Aim of the task:
State how many lines of the data contain the word "Yeni", and write nothing besides the number.

Records provided:

^^^^^^^^^^^^^^^^

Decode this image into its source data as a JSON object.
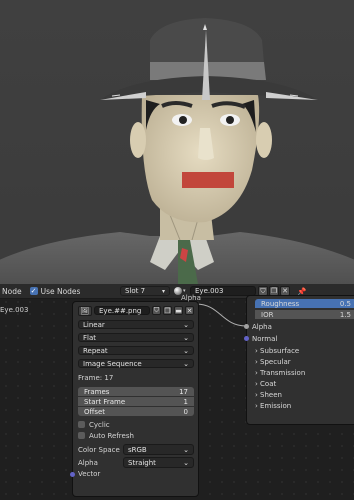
{
  "header": {
    "editor_type_label": "Node",
    "use_nodes_label": "Use Nodes",
    "slot": "Slot 7",
    "material_name": "Eye.003"
  },
  "left_label": "Eye.003",
  "image_node": {
    "image_name": "Eye.##.png",
    "interpolation": "Linear",
    "projection": "Flat",
    "extension": "Repeat",
    "source": "Image Sequence",
    "frame_label": "Frame: 17",
    "frames_label": "Frames",
    "frames_value": "17",
    "start_frame_label": "Start Frame",
    "start_frame_value": "1",
    "offset_label": "Offset",
    "offset_value": "0",
    "cyclic_label": "Cyclic",
    "auto_refresh_label": "Auto Refresh",
    "color_space_label": "Color Space",
    "color_space_value": "sRGB",
    "alpha_label": "Alpha",
    "alpha_value": "Straight",
    "vector_label": "Vector",
    "top_edge_label": "Alpha"
  },
  "bsdf_node": {
    "roughness_label": "Roughness",
    "roughness_value": "0.5",
    "ior_label": "IOR",
    "ior_value": "1.5",
    "alpha_label": "Alpha",
    "normal_label": "Normal",
    "panels": [
      "Subsurface",
      "Specular",
      "Transmission",
      "Coat",
      "Sheen",
      "Emission"
    ]
  },
  "colors": {
    "accent": "#4772b3",
    "socket_grey": "#a1a1a1",
    "socket_vector": "#6363c7"
  }
}
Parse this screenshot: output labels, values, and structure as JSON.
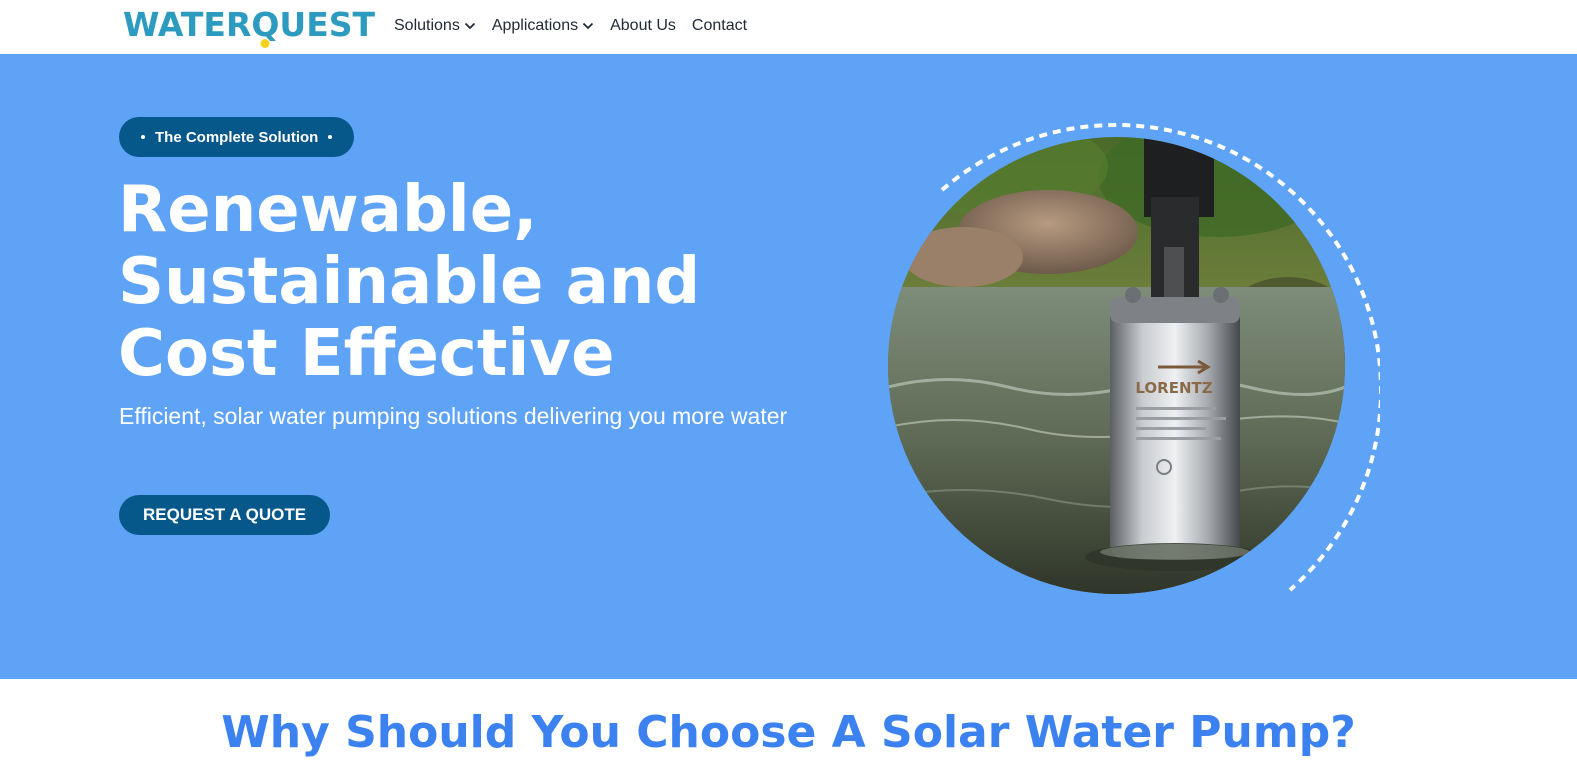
{
  "brand": {
    "logo_text_before": "WATER",
    "logo_q": "Q",
    "logo_text_after": "UEST",
    "primary_color": "#2d9bbf",
    "accent_yellow": "#f4d21d"
  },
  "nav": {
    "items": [
      {
        "label": "Solutions",
        "has_dropdown": true
      },
      {
        "label": "Applications",
        "has_dropdown": true
      },
      {
        "label": "About Us",
        "has_dropdown": false
      },
      {
        "label": "Contact",
        "has_dropdown": false
      }
    ]
  },
  "hero": {
    "background_color": "#5fa3f7",
    "badge_label": "The Complete Solution",
    "headline_lines": [
      "Renewable,",
      "Sustainable and",
      "Cost Effective"
    ],
    "subtitle": "Efficient, solar water pumping solutions delivering you more water",
    "cta_label": "REQUEST A QUOTE",
    "button_color": "#07588a",
    "pump_brand_text": "LORENTZ"
  },
  "why": {
    "title": "Why Should You Choose A Solar Water Pump?",
    "title_color": "#3b82f0"
  }
}
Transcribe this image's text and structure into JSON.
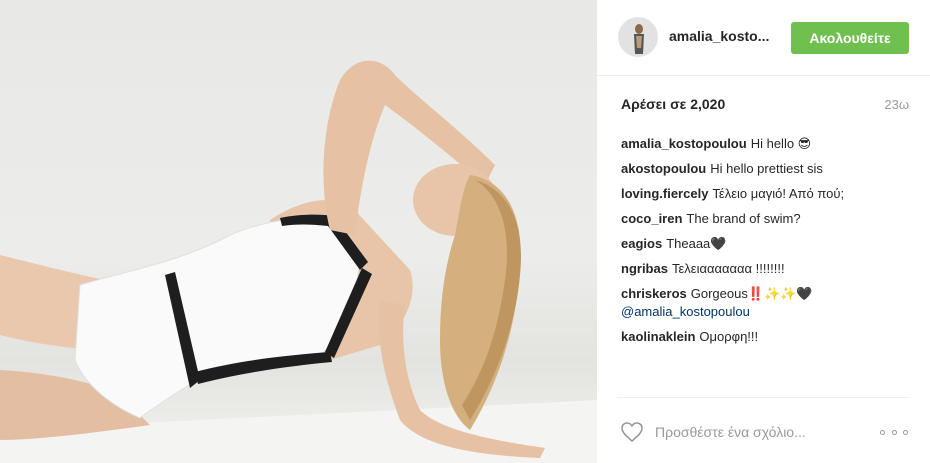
{
  "post": {
    "photo_icon": "post-photo",
    "author": {
      "username": "amalia_kosto...",
      "avatar_icon": "user-avatar"
    },
    "follow_label": "Ακολουθείτε",
    "likes_text": "Αρέσει σε 2,020",
    "time_ago": "23ω"
  },
  "comments": [
    {
      "user": "amalia_kostopoulou",
      "text": "Hi hello 😎",
      "mention": ""
    },
    {
      "user": "akostopoulou",
      "text": "Hi hello prettiest sis",
      "mention": ""
    },
    {
      "user": "loving.fiercely",
      "text": "Τέλειο μαγιό! Από πού;",
      "mention": ""
    },
    {
      "user": "coco_iren",
      "text": "The brand of swim?",
      "mention": ""
    },
    {
      "user": "eagios",
      "text": "Theaaa🖤",
      "mention": ""
    },
    {
      "user": "ngribas",
      "text": "Τελειααααααα !!!!!!!!",
      "mention": ""
    },
    {
      "user": "chriskeros",
      "text": "Gorgeous‼️✨✨🖤",
      "mention": "@amalia_kostopoulou"
    },
    {
      "user": "kaolinaklein",
      "text": "Ομορφη!!!",
      "mention": ""
    }
  ],
  "footer": {
    "like_icon": "heart-icon",
    "comment_placeholder": "Προσθέστε ένα σχόλιο...",
    "more_icon": "more-options-icon"
  },
  "colors": {
    "follow_button": "#70c050",
    "mention": "#003569",
    "muted_text": "#999999"
  }
}
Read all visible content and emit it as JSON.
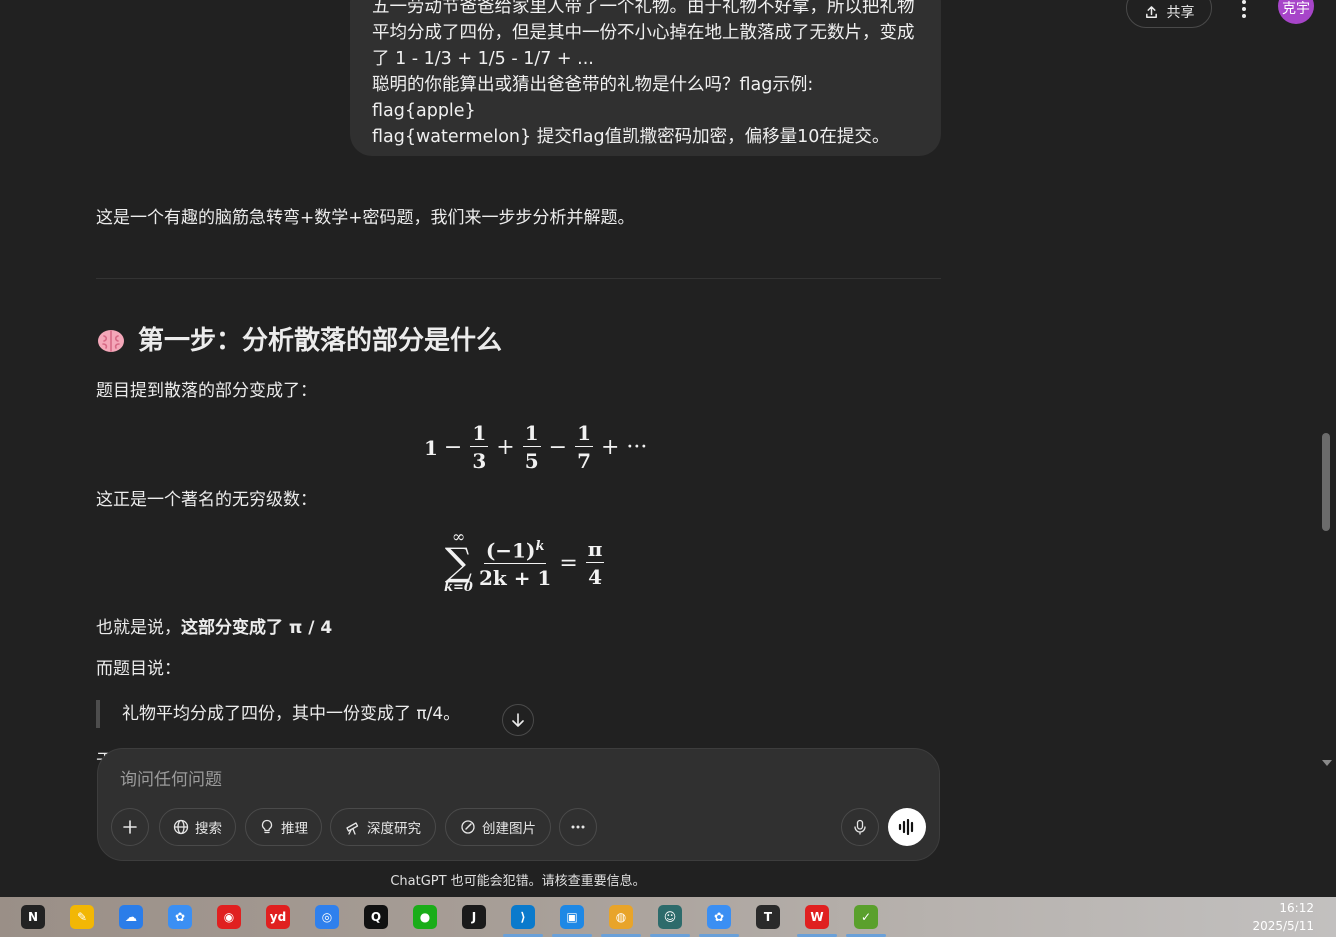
{
  "header": {
    "share_label": "共享",
    "avatar_text": "克宇"
  },
  "user_message": {
    "lines": [
      "五一劳动节爸爸给家里人带了一个礼物。由于礼物不好拿，所以把礼物",
      "平均分成了四份，但是其中一份不小心掉在地上散落成了无数片，变成",
      "了 1 - 1/3 + 1/5 - 1/7 + ...",
      "聪明的你能算出或猜出爸爸带的礼物是什么吗？flag示例: flag{apple}",
      "flag{watermelon} 提交flag值凯撒密码加密，偏移量10在提交。"
    ]
  },
  "answer": {
    "intro": "这是一个有趣的脑筋急转弯+数学+密码题，我们来一步步分析并解题。",
    "step1_title": "第一步：分析散落的部分是什么",
    "p1": "题目提到散落的部分变成了：",
    "series1": {
      "lead": "1",
      "op1": "−",
      "n1": "1",
      "d1": "3",
      "op2": "+",
      "n2": "1",
      "d2": "5",
      "op3": "−",
      "n3": "1",
      "d3": "7",
      "tail": "+ ···"
    },
    "p2": "这正是一个著名的无穷级数：",
    "series2": {
      "sum_top": "∞",
      "sum_sym": "∑",
      "sum_bottom": "k=0",
      "num": "(−1)",
      "num_exp": "k",
      "den": "2k + 1",
      "eq": "=",
      "rhs_num": "π",
      "rhs_den": "4"
    },
    "p3_prefix": "也就是说，",
    "p3_bold": "这部分变成了 π / 4",
    "p4": "而题目说：",
    "quote": "礼物平均分成了四份，其中一份变成了 π/4。",
    "cut_char": "于"
  },
  "composer": {
    "placeholder": "询问任何问题",
    "tools": [
      "搜索",
      "推理",
      "深度研究",
      "创建图片"
    ]
  },
  "disclaimer": "ChatGPT 也可能会犯错。请核查重要信息。",
  "taskbar": {
    "time": "16:12",
    "date": "2025/5/11",
    "apps": [
      {
        "name": "notion-icon",
        "label": "N",
        "color": "#222"
      },
      {
        "name": "pen-app-icon",
        "label": "✎",
        "color": "#f2b705"
      },
      {
        "name": "baidu-netdisk-icon",
        "label": "☁",
        "color": "#2b7de9"
      },
      {
        "name": "cloud-app-icon",
        "label": "✿",
        "color": "#3b8ff3"
      },
      {
        "name": "netease-music-icon",
        "label": "◉",
        "color": "#e02020"
      },
      {
        "name": "youdao-icon",
        "label": "yd",
        "color": "#e02020"
      },
      {
        "name": "search-app-icon",
        "label": "◎",
        "color": "#2f80ed"
      },
      {
        "name": "qq-icon",
        "label": "Q",
        "color": "#111"
      },
      {
        "name": "wechat-icon",
        "label": "●",
        "color": "#1aad19"
      },
      {
        "name": "jetbrains-icon",
        "label": "J",
        "color": "#1a1a1a"
      },
      {
        "name": "vscode-icon",
        "label": "⟩",
        "color": "#0a7acc"
      },
      {
        "name": "window-app-icon",
        "label": "▣",
        "color": "#1e88e5"
      },
      {
        "name": "chrome-icon",
        "label": "◍",
        "color": "#e8a42a"
      },
      {
        "name": "image-viewer-icon",
        "label": "☺",
        "color": "#2d6b6b"
      },
      {
        "name": "cloud-app-2-icon",
        "label": "✿",
        "color": "#3b8ff3"
      },
      {
        "name": "typora-icon",
        "label": "T",
        "color": "#2a2a2a"
      },
      {
        "name": "wps-icon",
        "label": "W",
        "color": "#e02020"
      },
      {
        "name": "notepad-icon",
        "label": "✓",
        "color": "#5aa02c"
      }
    ]
  }
}
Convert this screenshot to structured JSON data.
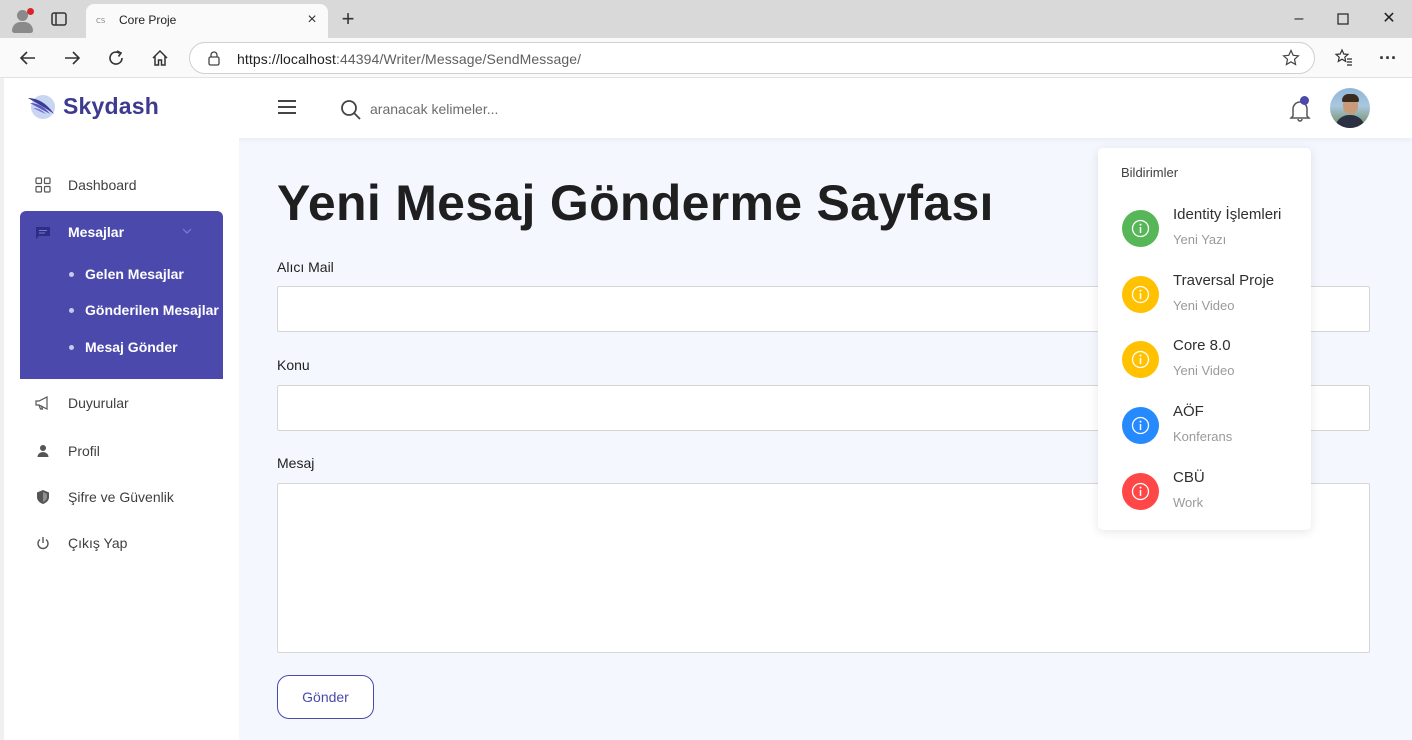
{
  "browser": {
    "tab_title": "Core Proje",
    "tab_favicon_text": "CS",
    "url_host": "https://localhost",
    "url_rest": ":44394/Writer/Message/SendMessage/"
  },
  "header": {
    "brand": "Skydash",
    "search_placeholder": "aranacak kelimeler...",
    "brand_color": "#3d3a8f",
    "accent_color": "#4b49ac"
  },
  "sidebar": {
    "items": [
      {
        "label": "Dashboard",
        "icon": "grid-icon"
      },
      {
        "label": "Mesajlar",
        "icon": "message-icon"
      },
      {
        "label": "Duyurular",
        "icon": "megaphone-icon"
      },
      {
        "label": "Profil",
        "icon": "user-icon"
      },
      {
        "label": "Şifre ve Güvenlik",
        "icon": "shield-icon"
      },
      {
        "label": "Çıkış Yap",
        "icon": "power-icon"
      }
    ],
    "submenu": [
      {
        "label": "Gelen Mesajlar"
      },
      {
        "label": "Gönderilen Mesajlar"
      },
      {
        "label": "Mesaj Gönder"
      }
    ]
  },
  "form": {
    "title": "Yeni Mesaj Gönderme Sayfası",
    "recipient_label": "Alıcı Mail",
    "subject_label": "Konu",
    "message_label": "Mesaj",
    "recipient_value": "",
    "subject_value": "",
    "message_value": "",
    "submit_label": "Gönder"
  },
  "notifications": {
    "title": "Bildirimler",
    "items": [
      {
        "title": "Identity İşlemleri",
        "subtitle": "Yeni Yazı",
        "color": "#57b657"
      },
      {
        "title": "Traversal Proje",
        "subtitle": "Yeni Video",
        "color": "#ffc100"
      },
      {
        "title": "Core 8.0",
        "subtitle": "Yeni Video",
        "color": "#ffc100"
      },
      {
        "title": "AÖF",
        "subtitle": "Konferans",
        "color": "#248afd"
      },
      {
        "title": "CBÜ",
        "subtitle": "Work",
        "color": "#ff4747"
      }
    ]
  }
}
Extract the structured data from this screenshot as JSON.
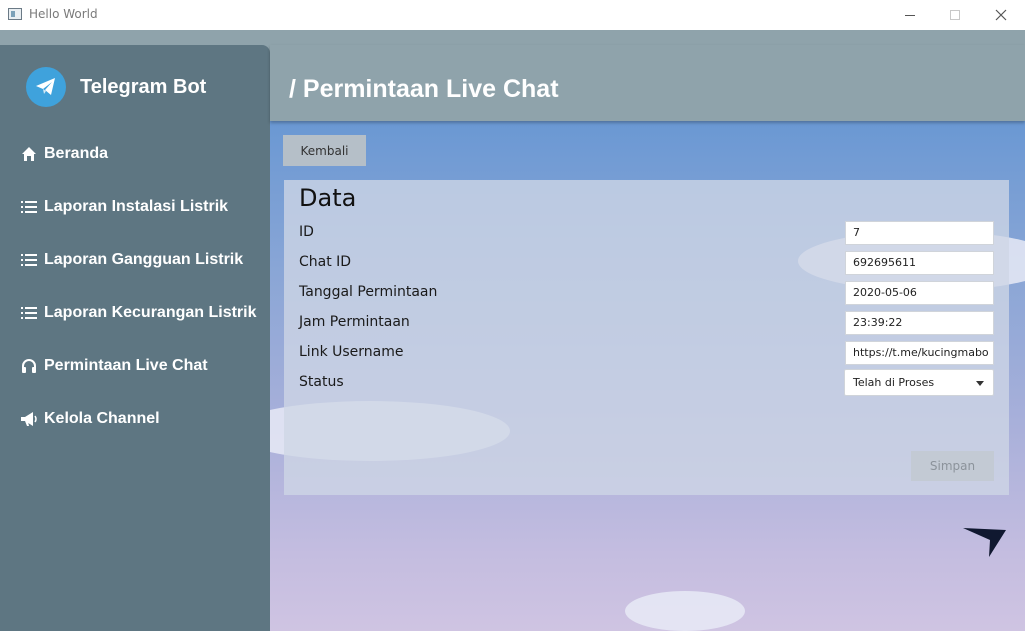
{
  "window": {
    "title": "Hello World"
  },
  "brand": {
    "name": "Telegram Bot",
    "logo_icon": "telegram-icon",
    "logo_color": "#3fa2dc"
  },
  "sidebar": {
    "items": [
      {
        "label": "Beranda",
        "icon": "home-icon"
      },
      {
        "label": "Laporan Instalasi Listrik",
        "icon": "list-icon"
      },
      {
        "label": "Laporan Gangguan Listrik",
        "icon": "list-icon"
      },
      {
        "label": "Laporan Kecurangan Listrik",
        "icon": "list-icon"
      },
      {
        "label": "Permintaan Live Chat",
        "icon": "headset-icon"
      },
      {
        "label": "Kelola Channel",
        "icon": "megaphone-icon"
      }
    ]
  },
  "header": {
    "title": "/ Permintaan Live Chat"
  },
  "toolbar": {
    "back_label": "Kembali"
  },
  "form": {
    "title": "Data",
    "fields": [
      {
        "label": "ID",
        "value": "7"
      },
      {
        "label": "Chat ID",
        "value": "692695611"
      },
      {
        "label": "Tanggal Permintaan",
        "value": "2020-05-06"
      },
      {
        "label": "Jam Permintaan",
        "value": "23:39:22"
      },
      {
        "label": "Link Username",
        "value": "https://t.me/kucingmabo"
      }
    ],
    "status": {
      "label": "Status",
      "value": "Telah di Proses"
    },
    "save_label": "Simpan"
  },
  "colors": {
    "sidebar": "#5e7682",
    "header": "#8fa3ab",
    "content_top": "#6a98d3",
    "content_bottom": "#cfc4e2"
  }
}
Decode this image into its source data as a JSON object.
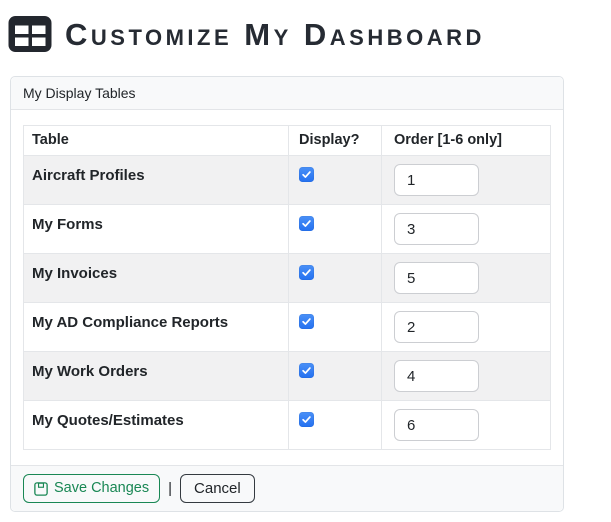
{
  "header": {
    "title": "Customize My Dashboard",
    "icon": "table-grid-icon"
  },
  "panel": {
    "title": "My Display Tables",
    "table": {
      "columns": [
        "Table",
        "Display?",
        "Order [1-6 only]"
      ],
      "rows": [
        {
          "name": "Aircraft Profiles",
          "display": true,
          "order": "1"
        },
        {
          "name": "My Forms",
          "display": true,
          "order": "3"
        },
        {
          "name": "My Invoices",
          "display": true,
          "order": "5"
        },
        {
          "name": "My AD Compliance Reports",
          "display": true,
          "order": "2"
        },
        {
          "name": "My Work Orders",
          "display": true,
          "order": "4"
        },
        {
          "name": "My Quotes/Estimates",
          "display": true,
          "order": "6"
        }
      ]
    },
    "footer": {
      "save_label": "Save Changes",
      "separator": "|",
      "cancel_label": "Cancel"
    }
  },
  "colors": {
    "title_text": "#262b33",
    "checkbox_blue": "#2f7cf3",
    "save_green": "#198754",
    "stripe_gray": "#f1f1f2",
    "panel_bg": "#f8f9fa",
    "border_gray": "#dee2e6"
  }
}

^^^^^^^^^^^^^^^^

Response for this exercise:
4